Extracted records start
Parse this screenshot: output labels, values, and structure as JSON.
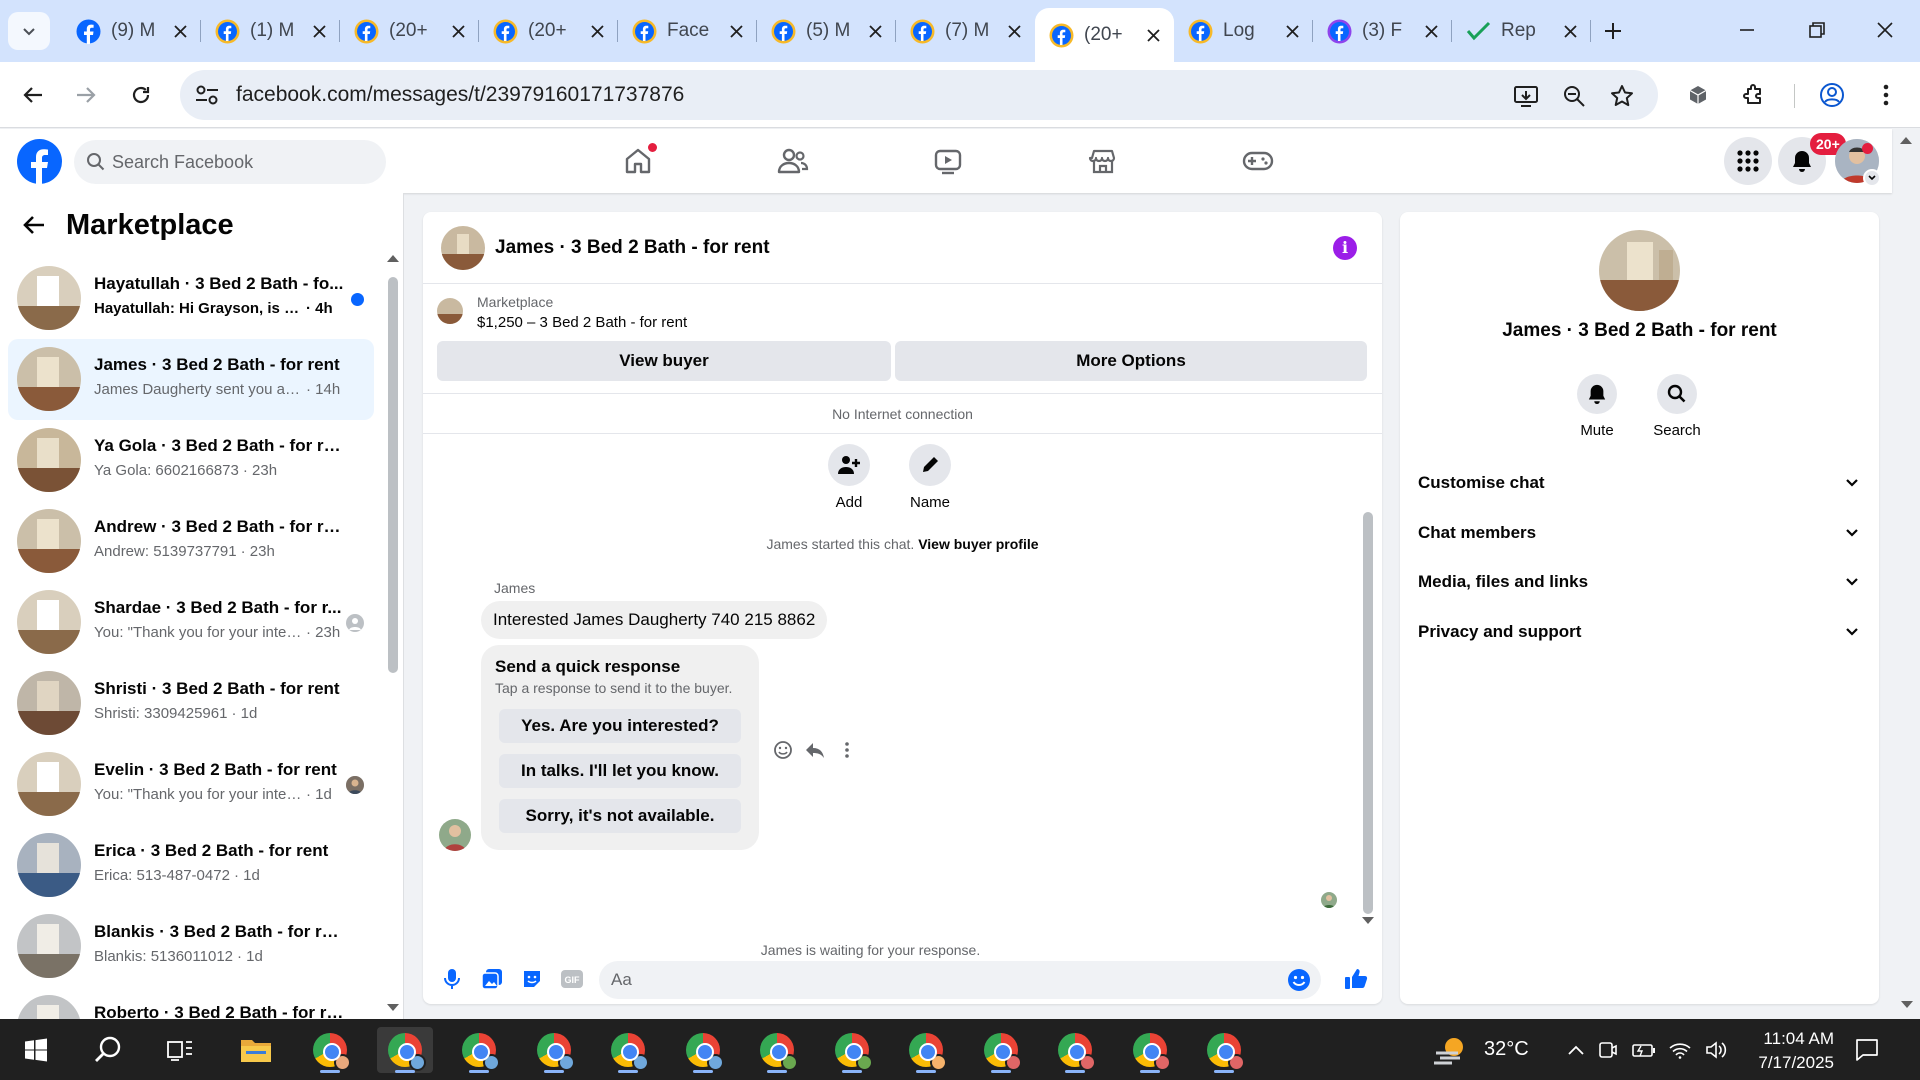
{
  "browser": {
    "tabs": [
      {
        "title": "(9) M",
        "favicon": "facebook-icon",
        "active": false
      },
      {
        "title": "(1) M",
        "favicon": "facebook-messenger-icon",
        "active": false
      },
      {
        "title": "(20+",
        "favicon": "facebook-messenger-icon",
        "active": false
      },
      {
        "title": "(20+",
        "favicon": "facebook-messenger-icon",
        "active": false
      },
      {
        "title": "Face",
        "favicon": "facebook-messenger-icon",
        "active": false
      },
      {
        "title": "(5) M",
        "favicon": "facebook-messenger-icon",
        "active": false
      },
      {
        "title": "(7) M",
        "favicon": "facebook-messenger-icon",
        "active": false
      },
      {
        "title": "(20+",
        "favicon": "facebook-messenger-icon",
        "active": true
      },
      {
        "title": "Log",
        "favicon": "facebook-messenger-icon",
        "active": false
      },
      {
        "title": "(3) F",
        "favicon": "facebook-messenger-purple-icon",
        "active": false
      },
      {
        "title": "Rep",
        "favicon": "green-check-icon",
        "active": false
      }
    ],
    "url": "facebook.com/messages/t/23979160171737876"
  },
  "facebook": {
    "search_placeholder": "Search Facebook",
    "notification_badge": "20+",
    "brand_color": "#0866ff"
  },
  "sidebar": {
    "title": "Marketplace",
    "chats": [
      {
        "name": "Hayatullah · 3 Bed 2 Bath - fo...",
        "preview": "Hayatullah: Hi Grayson, is this s...",
        "time": "4h",
        "unread": true,
        "active": false,
        "status": "unread-dot"
      },
      {
        "name": "James · 3 Bed 2 Bath - for rent",
        "preview": "James Daugherty sent you a mes...",
        "time": "14h",
        "unread": false,
        "active": true,
        "status": ""
      },
      {
        "name": "Ya Gola · 3 Bed 2 Bath - for rent",
        "preview": "Ya Gola: 6602166873",
        "time": "23h",
        "unread": false,
        "active": false,
        "status": ""
      },
      {
        "name": "Andrew · 3 Bed 2 Bath - for rent",
        "preview": "Andrew: 5139737791",
        "time": "23h",
        "unread": false,
        "active": false,
        "status": ""
      },
      {
        "name": "Shardae · 3 Bed 2 Bath - for r...",
        "preview": "You: \"Thank you for your inter...",
        "time": "23h",
        "unread": false,
        "active": false,
        "status": "seen-default"
      },
      {
        "name": "Shristi · 3 Bed 2 Bath - for rent",
        "preview": "Shristi: 3309425961",
        "time": "1d",
        "unread": false,
        "active": false,
        "status": ""
      },
      {
        "name": "Evelin · 3 Bed 2 Bath - for rent",
        "preview": "You: \"Thank you for your intere...",
        "time": "1d",
        "unread": false,
        "active": false,
        "status": "seen-photo"
      },
      {
        "name": "Erica · 3 Bed 2 Bath - for rent",
        "preview": "Erica: 513-487-0472",
        "time": "1d",
        "unread": false,
        "active": false,
        "status": ""
      },
      {
        "name": "Blankis · 3 Bed 2 Bath - for rent",
        "preview": "Blankis: 5136011012",
        "time": "1d",
        "unread": false,
        "active": false,
        "status": ""
      },
      {
        "name": "Roberto · 3 Bed 2 Bath - for rent",
        "preview": "",
        "time": "",
        "unread": false,
        "active": false,
        "status": ""
      }
    ]
  },
  "conversation": {
    "title": "James · 3 Bed 2 Bath - for rent",
    "marketplace_label": "Marketplace",
    "listing": "$1,250 – 3 Bed 2 Bath - for rent",
    "view_buyer_label": "View buyer",
    "more_options_label": "More Options",
    "connection_status": "No Internet connection",
    "add_label": "Add",
    "name_label": "Name",
    "started_text": "James started this chat.",
    "view_profile_link": "View buyer profile",
    "sender_name": "James",
    "message": "Interested James Daugherty 740 215 8862",
    "quick_response": {
      "heading": "Send a quick response",
      "subtext": "Tap a response to send it to the buyer.",
      "options": [
        "Yes. Are you interested?",
        "In talks. I'll let you know.",
        "Sorry, it's not available."
      ]
    },
    "waiting_text": "James is waiting for your response.",
    "composer_placeholder": "Aa"
  },
  "info_panel": {
    "title": "James · 3 Bed 2 Bath - for rent",
    "mute_label": "Mute",
    "search_label": "Search",
    "sections": [
      "Customise chat",
      "Chat members",
      "Media, files and links",
      "Privacy and support"
    ]
  },
  "taskbar": {
    "weather": "32°C",
    "time": "11:04 AM",
    "date": "7/17/2025",
    "chrome_profile_colors": [
      "#e8a87c",
      "#6fa8dc",
      "#6fa8dc",
      "#6fa8dc",
      "#6fa8dc",
      "#6fa8dc",
      "#6aa84f",
      "#6aa84f",
      "#f6b26b",
      "#e06666",
      "#e06666",
      "#e06666",
      "#e06666"
    ]
  }
}
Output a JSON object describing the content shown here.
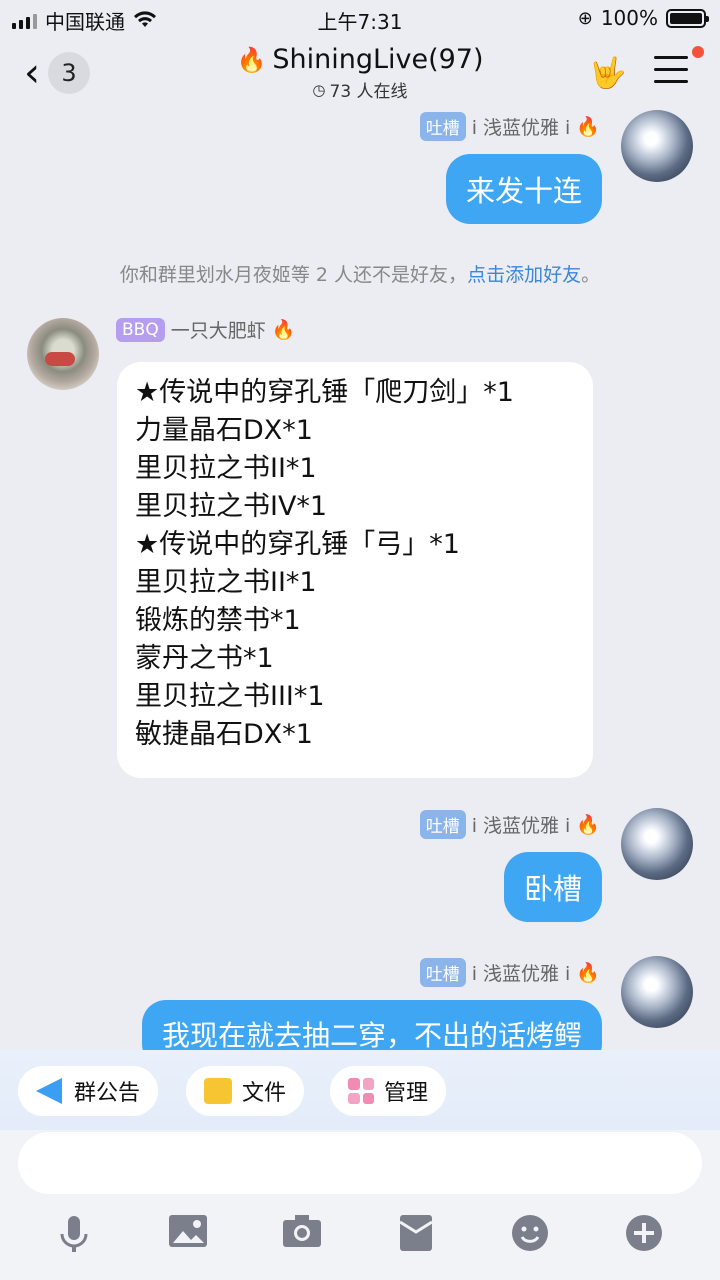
Extracted records end
### Aim:
Without including any pictures, reproduce the listing exactly.

### Correct result:
Parse this screenshot: output labels, values, and structure as JSON.
{
  "browser": {
    "tabs": [
      {
        "title": "(9) M",
        "favicon": "facebook-icon",
        "active": false
      },
      {
        "title": "(1) M",
        "favicon": "facebook-messenger-icon",
        "active": false
      },
      {
        "title": "(20+",
        "favicon": "facebook-messenger-icon",
        "active": false
      },
      {
        "title": "(20+",
        "favicon": "facebook-messenger-icon",
        "active": false
      },
      {
        "title": "Face",
        "favicon": "facebook-messenger-icon",
        "active": false
      },
      {
        "title": "(5) M",
        "favicon": "facebook-messenger-icon",
        "active": false
      },
      {
        "title": "(7) M",
        "favicon": "facebook-messenger-icon",
        "active": false
      },
      {
        "title": "(20+",
        "favicon": "facebook-messenger-icon",
        "active": true
      },
      {
        "title": "Log",
        "favicon": "facebook-messenger-icon",
        "active": false
      },
      {
        "title": "(3) F",
        "favicon": "facebook-messenger-purple-icon",
        "active": false
      },
      {
        "title": "Rep",
        "favicon": "green-check-icon",
        "active": false
      }
    ],
    "url": "facebook.com/messages/t/23979160171737876"
  },
  "facebook": {
    "search_placeholder": "Search Facebook",
    "notification_badge": "20+",
    "brand_color": "#0866ff"
  },
  "sidebar": {
    "title": "Marketplace",
    "chats": [
      {
        "name": "Hayatullah · 3 Bed 2 Bath - fo...",
        "preview": "Hayatullah: Hi Grayson, is this s...",
        "time": "4h",
        "unread": true,
        "active": false,
        "status": "unread-dot"
      },
      {
        "name": "James · 3 Bed 2 Bath - for rent",
        "preview": "James Daugherty sent you a mes...",
        "time": "14h",
        "unread": false,
        "active": true,
        "status": ""
      },
      {
        "name": "Ya Gola · 3 Bed 2 Bath - for rent",
        "preview": "Ya Gola: 6602166873",
        "time": "23h",
        "unread": false,
        "active": false,
        "status": ""
      },
      {
        "name": "Andrew · 3 Bed 2 Bath - for rent",
        "preview": "Andrew: 5139737791",
        "time": "23h",
        "unread": false,
        "active": false,
        "status": ""
      },
      {
        "name": "Shardae · 3 Bed 2 Bath - for r...",
        "preview": "You: \"Thank you for your inter...",
        "time": "23h",
        "unread": false,
        "active": false,
        "status": "seen-default"
      },
      {
        "name": "Shristi · 3 Bed 2 Bath - for rent",
        "preview": "Shristi: 3309425961",
        "time": "1d",
        "unread": false,
        "active": false,
        "status": ""
      },
      {
        "name": "Evelin · 3 Bed 2 Bath - for rent",
        "preview": "You: \"Thank you for your intere...",
        "time": "1d",
        "unread": false,
        "active": false,
        "status": "seen-photo"
      },
      {
        "name": "Erica · 3 Bed 2 Bath - for rent",
        "preview": "Erica: 513-487-0472",
        "time": "1d",
        "unread": false,
        "active": false,
        "status": ""
      },
      {
        "name": "Blankis · 3 Bed 2 Bath - for rent",
        "preview": "Blankis: 5136011012",
        "time": "1d",
        "unread": false,
        "active": false,
        "status": ""
      },
      {
        "name": "Roberto · 3 Bed 2 Bath - for rent",
        "preview": "",
        "time": "",
        "unread": false,
        "active": false,
        "status": ""
      }
    ]
  },
  "conversation": {
    "title": "James · 3 Bed 2 Bath - for rent",
    "marketplace_label": "Marketplace",
    "listing": "$1,250 – 3 Bed 2 Bath - for rent",
    "view_buyer_label": "View buyer",
    "more_options_label": "More Options",
    "connection_status": "No Internet connection",
    "add_label": "Add",
    "name_label": "Name",
    "started_text": "James started this chat.",
    "view_profile_link": "View buyer profile",
    "sender_name": "James",
    "message": "Interested James Daugherty 740 215 8862",
    "quick_response": {
      "heading": "Send a quick response",
      "subtext": "Tap a response to send it to the buyer.",
      "options": [
        "Yes. Are you interested?",
        "In talks. I'll let you know.",
        "Sorry, it's not available."
      ]
    },
    "waiting_text": "James is waiting for your response.",
    "composer_placeholder": "Aa"
  },
  "info_panel": {
    "title": "James · 3 Bed 2 Bath - for rent",
    "mute_label": "Mute",
    "search_label": "Search",
    "sections": [
      "Customise chat",
      "Chat members",
      "Media, files and links",
      "Privacy and support"
    ]
  },
  "taskbar": {
    "weather": "32°C",
    "time": "11:04 AM",
    "date": "7/17/2025",
    "chrome_profile_colors": [
      "#e8a87c",
      "#6fa8dc",
      "#6fa8dc",
      "#6fa8dc",
      "#6fa8dc",
      "#6fa8dc",
      "#6aa84f",
      "#6aa84f",
      "#f6b26b",
      "#e06666",
      "#e06666",
      "#e06666",
      "#e06666"
    ]
  }
}
Output a JSON object describing the content shown here.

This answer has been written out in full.